▶ TESTO IN ESAME:
Il terzo motivo è legato alla crisi economica che ha obbligato le famiglie a differire le cure non indispensabili». Inoltre ci fornisce un dato interessante, «la popolazione ultracentenaria continua ad aumentare sia in termini assoluti sia relativi. Al 1° gennaio 2015 oltre tre residenti su 10.000 hanno 100 anni e oltre, la componente femminile è più numerosa: nel 2015, infatti, le donne rappresentano l’83,8% del totale degli ultracentenari”.

S’intravede qualche timido miglioramento negli stili di vita degli italiani?

“Sì, gli italiani bevono meno e meglio, però dopo gli effetti benefici della Legge antifumo del Ministro Gerolamo Sirchia datata 2003, hanno ripreso a fumare. Chi abita nel Nord del Paese fa più attività fisica rispetto a chi vive nelle regioni meridionali. Invece sull’alimentazione la popolazione italiana si comporta allo stesso modo lungo tutto lo Stivale: mangia troppo e male”.

▶ RIGHE FORNITE:
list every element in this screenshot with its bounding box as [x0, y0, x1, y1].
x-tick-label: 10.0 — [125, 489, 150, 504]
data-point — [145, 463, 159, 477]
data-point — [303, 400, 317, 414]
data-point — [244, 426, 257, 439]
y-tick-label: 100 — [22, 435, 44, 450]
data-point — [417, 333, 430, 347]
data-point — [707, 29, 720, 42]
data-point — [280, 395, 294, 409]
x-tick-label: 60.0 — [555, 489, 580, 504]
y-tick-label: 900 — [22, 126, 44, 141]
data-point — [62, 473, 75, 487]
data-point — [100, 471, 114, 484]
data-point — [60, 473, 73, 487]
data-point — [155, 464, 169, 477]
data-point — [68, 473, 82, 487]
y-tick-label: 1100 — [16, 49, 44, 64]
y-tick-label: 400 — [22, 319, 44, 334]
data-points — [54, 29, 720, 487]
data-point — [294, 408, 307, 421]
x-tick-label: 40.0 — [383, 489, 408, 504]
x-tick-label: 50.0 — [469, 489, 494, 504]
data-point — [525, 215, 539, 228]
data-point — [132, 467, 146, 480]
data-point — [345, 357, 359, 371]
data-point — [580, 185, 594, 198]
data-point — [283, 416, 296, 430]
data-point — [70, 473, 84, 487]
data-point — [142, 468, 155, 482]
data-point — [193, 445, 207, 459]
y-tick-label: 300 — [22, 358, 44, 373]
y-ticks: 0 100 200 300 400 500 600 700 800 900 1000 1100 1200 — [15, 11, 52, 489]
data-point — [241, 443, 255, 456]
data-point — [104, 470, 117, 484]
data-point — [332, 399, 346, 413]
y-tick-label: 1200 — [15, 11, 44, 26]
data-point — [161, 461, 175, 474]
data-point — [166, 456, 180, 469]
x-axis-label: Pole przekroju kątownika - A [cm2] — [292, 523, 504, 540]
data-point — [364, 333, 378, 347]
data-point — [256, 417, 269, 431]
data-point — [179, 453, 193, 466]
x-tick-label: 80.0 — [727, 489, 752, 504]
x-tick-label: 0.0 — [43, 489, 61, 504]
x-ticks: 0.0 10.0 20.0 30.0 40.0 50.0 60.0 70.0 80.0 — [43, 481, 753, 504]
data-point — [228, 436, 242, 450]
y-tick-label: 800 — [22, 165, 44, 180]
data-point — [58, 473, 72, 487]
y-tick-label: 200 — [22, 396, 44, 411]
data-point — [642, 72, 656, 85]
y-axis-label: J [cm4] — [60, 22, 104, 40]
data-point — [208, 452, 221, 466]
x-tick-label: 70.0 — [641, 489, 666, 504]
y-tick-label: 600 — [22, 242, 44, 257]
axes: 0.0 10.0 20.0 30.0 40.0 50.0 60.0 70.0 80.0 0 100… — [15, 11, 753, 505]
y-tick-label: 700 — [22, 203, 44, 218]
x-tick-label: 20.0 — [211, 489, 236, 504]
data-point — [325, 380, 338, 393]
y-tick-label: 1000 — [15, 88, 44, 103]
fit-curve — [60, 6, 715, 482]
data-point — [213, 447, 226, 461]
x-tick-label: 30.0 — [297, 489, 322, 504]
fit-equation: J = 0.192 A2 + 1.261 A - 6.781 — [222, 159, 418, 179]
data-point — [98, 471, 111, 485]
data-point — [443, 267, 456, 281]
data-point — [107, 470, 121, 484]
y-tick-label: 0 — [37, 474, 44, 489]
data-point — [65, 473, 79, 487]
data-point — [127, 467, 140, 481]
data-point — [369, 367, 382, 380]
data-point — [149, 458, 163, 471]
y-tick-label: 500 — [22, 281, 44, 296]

▶ PARTI DELL'ESERCIZIO:
a – Stabilisci se ciascuna delle seguenti affermazioni concorda con il testo in esame, rispondendo sì o no e citando testualmente le parole decisive: (i) al 1° gennaio 2015 più di tre residenti su 10.000 avevano almeno 100 anni; (ii) chi vive nelle regioni meridionali fa più attività fisica di chi abita al Nord; (iii) dopo la Legge antifumo del 2003 gli italiani non hanno più ripreso a fumare.
b – Secondo il testo in esame, quale quota del totale degli ultracentenari era costituita dalle donne nel 2015?
c – Riporta dal testo in esame il passo che va dalle parole "Il terzo motivo" fino alle parole "vita degli italiani?" comprese.

▶ RISPOSTE AI COMPITI:
a –
(i) Sì: «Al 1° gennaio 2015 oltre tre residenti su 10.000 hanno 100 anni e oltre».
(ii) No: «Chi abita nel Nord del Paese fa più attività fisica rispetto a chi vive nelle regioni meridionali».
(iii) No: «dopo gli effetti benefici della Legge antifumo del Ministro Gerolamo Sirchia datata 2003, hanno ripreso a fumare».

b – Nel 2015 le donne rappresentavano l'83,8% del totale degli ultracentenari.

c –
Il terzo motivo è legato alla crisi economica che ha obbligato le famiglie a differire le cure non indispensabili». Inoltre ci fornisce un dato interessante, «la popolazione ultracentenaria continua ad aumentare sia in termini assoluti sia relativi. Al 1° gennaio 2015 oltre tre residenti su 10.000 hanno 100 anni e oltre, la componente femminile è più numerosa: nel 2015, infatti, le donne rappresentano l’83,8% del totale degli ultracentenari”.

S’intravede qualche timido miglioramento negli stili di vita degli italiani?